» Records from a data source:
:::
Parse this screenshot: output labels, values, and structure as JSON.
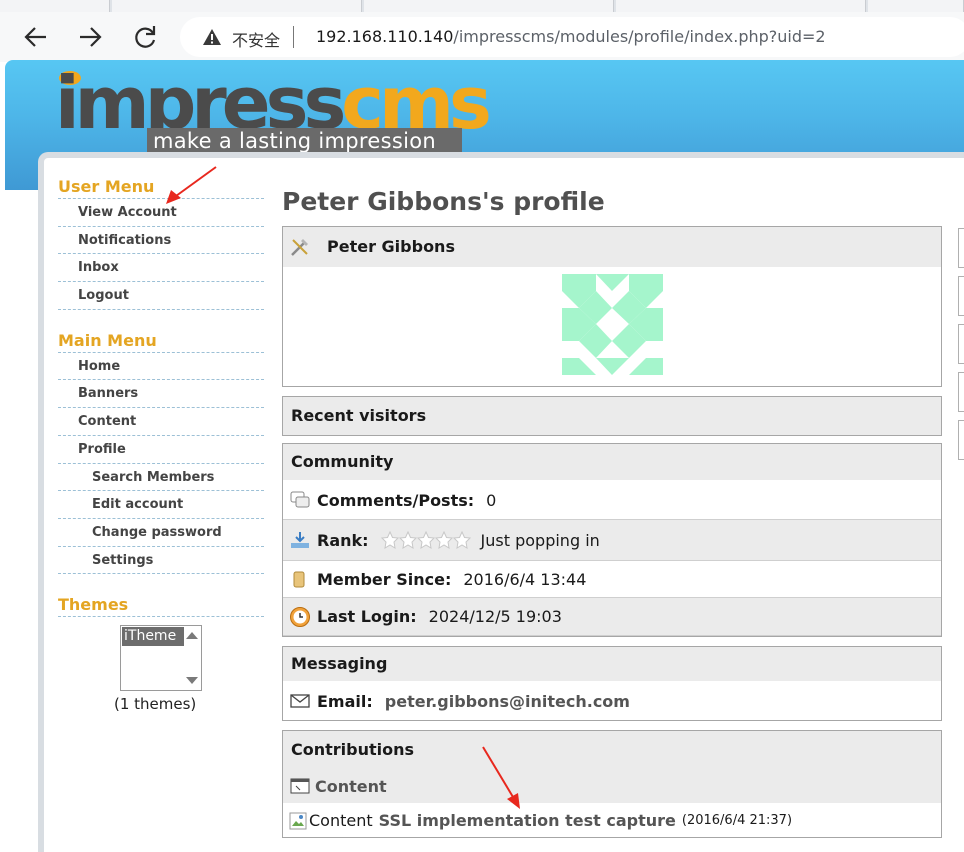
{
  "browser": {
    "insecure_label": "不安全",
    "url_host": "192.168.110.140",
    "url_path": "/impresscms/modules/profile/index.php?uid=2"
  },
  "logo": {
    "word_main": "impress",
    "word_accent": "cms",
    "tagline": "make a lasting impression"
  },
  "user_menu": {
    "title": "User Menu",
    "items": [
      "View Account",
      "Notifications",
      "Inbox",
      "Logout"
    ]
  },
  "main_menu": {
    "title": "Main Menu",
    "items": [
      "Home",
      "Banners",
      "Content",
      "Profile"
    ],
    "subitems": [
      "Search Members",
      "Edit account",
      "Change password",
      "Settings"
    ]
  },
  "themes": {
    "title": "Themes",
    "selected": "iTheme",
    "count_label": "(1 themes)"
  },
  "profile": {
    "page_title": "Peter Gibbons's profile",
    "user_name": "Peter Gibbons"
  },
  "recent_visitors": {
    "title": "Recent visitors"
  },
  "community": {
    "title": "Community",
    "comments_label": "Comments/Posts:",
    "comments_value": "0",
    "rank_label": "Rank:",
    "rank_value": "Just popping in",
    "member_since_label": "Member Since:",
    "member_since_value": "2016/6/4 13:44",
    "last_login_label": "Last Login:",
    "last_login_value": "2024/12/5 19:03"
  },
  "messaging": {
    "title": "Messaging",
    "email_label": "Email:",
    "email_value": "peter.gibbons@initech.com"
  },
  "contributions": {
    "title": "Contributions",
    "section_label": "Content",
    "item_alt": "Content",
    "item_title": "SSL implementation test capture",
    "item_date": "(2016/6/4 21:37)"
  },
  "colors": {
    "accent": "#e4a522",
    "banner": "#4db5e8",
    "avatar": "#a5f5cc"
  }
}
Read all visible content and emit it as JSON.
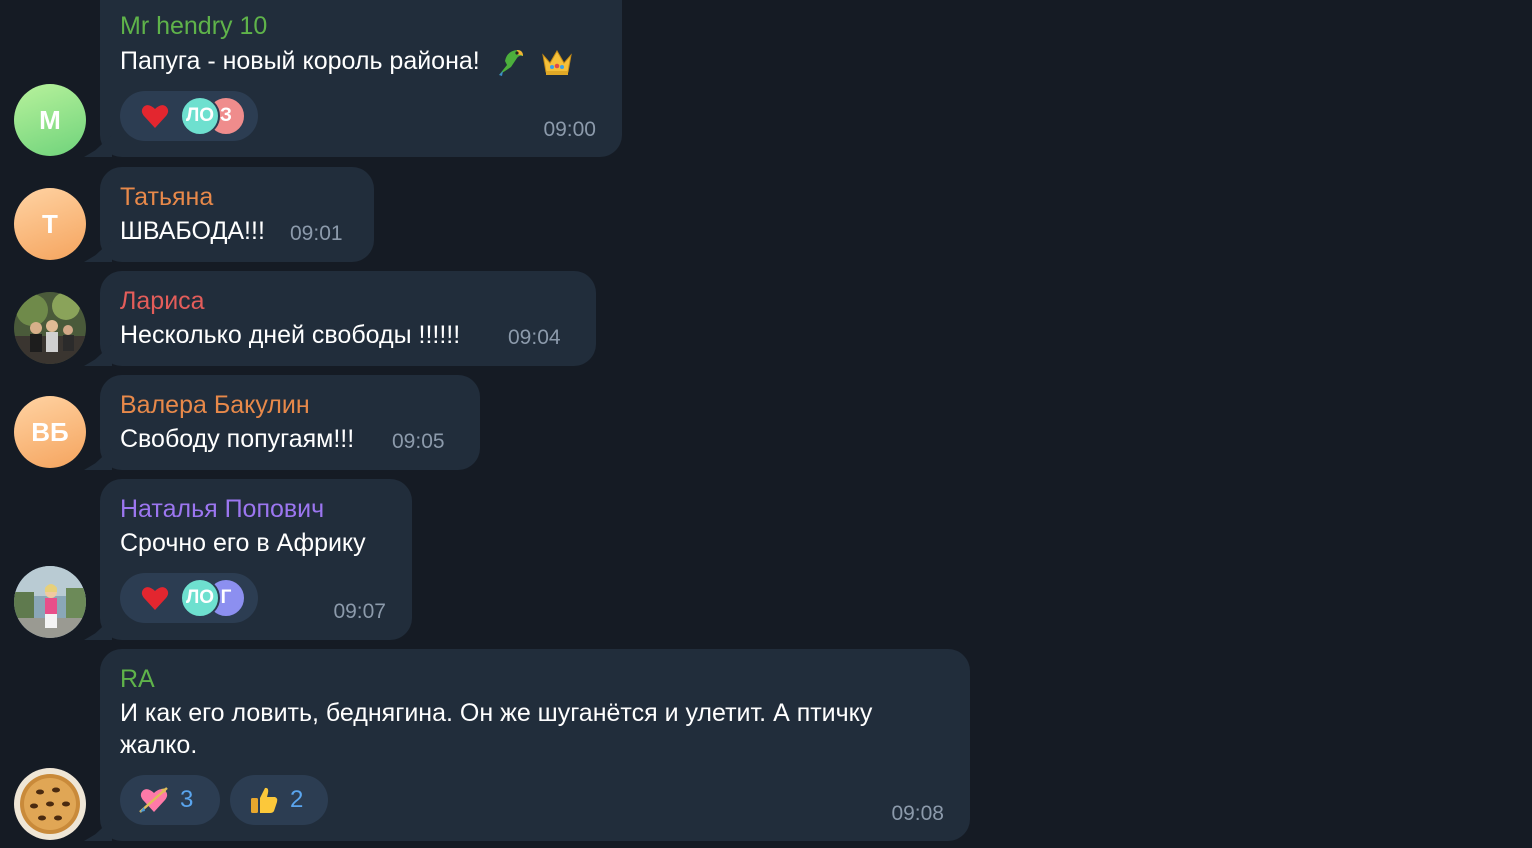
{
  "messages": [
    {
      "sender": "Mr hendry 10",
      "sender_color": "#5fb34a",
      "avatar_initials": "M",
      "text": "Папуга - новый король района!",
      "emoji_icons": [
        "parrot-icon",
        "crown-icon"
      ],
      "reaction_icon": "heart-icon",
      "reactors": [
        "ЛО",
        "З"
      ],
      "time": "09:00"
    },
    {
      "sender": "Татьяна",
      "sender_color": "#e8894a",
      "avatar_initials": "Т",
      "text": "ШВАБОДА!!!",
      "time": "09:01"
    },
    {
      "sender": "Лариса",
      "sender_color": "#e35d5a",
      "avatar_type": "photo",
      "text": "Несколько дней свободы !!!!!!",
      "time": "09:04"
    },
    {
      "sender": "Валера Бакулин",
      "sender_color": "#e8894a",
      "avatar_initials": "ВБ",
      "text": "Свободу попугаям!!!",
      "time": "09:05"
    },
    {
      "sender": "Наталья Попович",
      "sender_color": "#9c76f0",
      "avatar_type": "photo",
      "text": "Срочно его в Африку",
      "reaction_icon": "heart-icon",
      "reactors": [
        "ЛО",
        "Г"
      ],
      "time": "09:07"
    },
    {
      "sender": "RA",
      "sender_color": "#5fb34a",
      "avatar_type": "photo",
      "text_line1": "И как его ловить, беднягина. Он же шуганётся и улетит. А птичку",
      "text_line2": "жалко.",
      "reactions": [
        {
          "icon": "heart-arrow-icon",
          "count": "3"
        },
        {
          "icon": "thumbs-up-icon",
          "count": "2"
        }
      ],
      "time": "09:08"
    }
  ]
}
:::
Reproduce all of the entries word for word, skipping any pictures they hold.

» WORKED SOLUTION:
Parse this screenshot: output labels, values, and structure as JSON.
{
  "browser": {
    "insecure_label": "不安全",
    "url_host": "192.168.110.140",
    "url_path": "/impresscms/modules/profile/index.php?uid=2"
  },
  "logo": {
    "word_main": "impress",
    "word_accent": "cms",
    "tagline": "make a lasting impression"
  },
  "user_menu": {
    "title": "User Menu",
    "items": [
      "View Account",
      "Notifications",
      "Inbox",
      "Logout"
    ]
  },
  "main_menu": {
    "title": "Main Menu",
    "items": [
      "Home",
      "Banners",
      "Content",
      "Profile"
    ],
    "subitems": [
      "Search Members",
      "Edit account",
      "Change password",
      "Settings"
    ]
  },
  "themes": {
    "title": "Themes",
    "selected": "iTheme",
    "count_label": "(1 themes)"
  },
  "profile": {
    "page_title": "Peter Gibbons's profile",
    "user_name": "Peter Gibbons"
  },
  "recent_visitors": {
    "title": "Recent visitors"
  },
  "community": {
    "title": "Community",
    "comments_label": "Comments/Posts:",
    "comments_value": "0",
    "rank_label": "Rank:",
    "rank_value": "Just popping in",
    "member_since_label": "Member Since:",
    "member_since_value": "2016/6/4 13:44",
    "last_login_label": "Last Login:",
    "last_login_value": "2024/12/5 19:03"
  },
  "messaging": {
    "title": "Messaging",
    "email_label": "Email:",
    "email_value": "peter.gibbons@initech.com"
  },
  "contributions": {
    "title": "Contributions",
    "section_label": "Content",
    "item_alt": "Content",
    "item_title": "SSL implementation test capture",
    "item_date": "(2016/6/4 21:37)"
  },
  "colors": {
    "accent": "#e4a522",
    "banner": "#4db5e8",
    "avatar": "#a5f5cc"
  }
}
Read all visible content and emit it as JSON.
{
  "messages": [
    {
      "sender": "Mr hendry 10",
      "sender_color": "#5fb34a",
      "avatar_initials": "M",
      "text": "Папуга - новый король района!",
      "emoji_icons": [
        "parrot-icon",
        "crown-icon"
      ],
      "reaction_icon": "heart-icon",
      "reactors": [
        "ЛО",
        "З"
      ],
      "time": "09:00"
    },
    {
      "sender": "Татьяна",
      "sender_color": "#e8894a",
      "avatar_initials": "Т",
      "text": "ШВАБОДА!!!",
      "time": "09:01"
    },
    {
      "sender": "Лариса",
      "sender_color": "#e35d5a",
      "avatar_type": "photo",
      "text": "Несколько дней свободы !!!!!!",
      "time": "09:04"
    },
    {
      "sender": "Валера Бакулин",
      "sender_color": "#e8894a",
      "avatar_initials": "ВБ",
      "text": "Свободу попугаям!!!",
      "time": "09:05"
    },
    {
      "sender": "Наталья Попович",
      "sender_color": "#9c76f0",
      "avatar_type": "photo",
      "text": "Срочно его в Африку",
      "reaction_icon": "heart-icon",
      "reactors": [
        "ЛО",
        "Г"
      ],
      "time": "09:07"
    },
    {
      "sender": "RA",
      "sender_color": "#5fb34a",
      "avatar_type": "photo",
      "text_line1": "И как его ловить, беднягина. Он же шуганётся и улетит. А птичку",
      "text_line2": "жалко.",
      "reactions": [
        {
          "icon": "heart-arrow-icon",
          "count": "3"
        },
        {
          "icon": "thumbs-up-icon",
          "count": "2"
        }
      ],
      "time": "09:08"
    }
  ]
}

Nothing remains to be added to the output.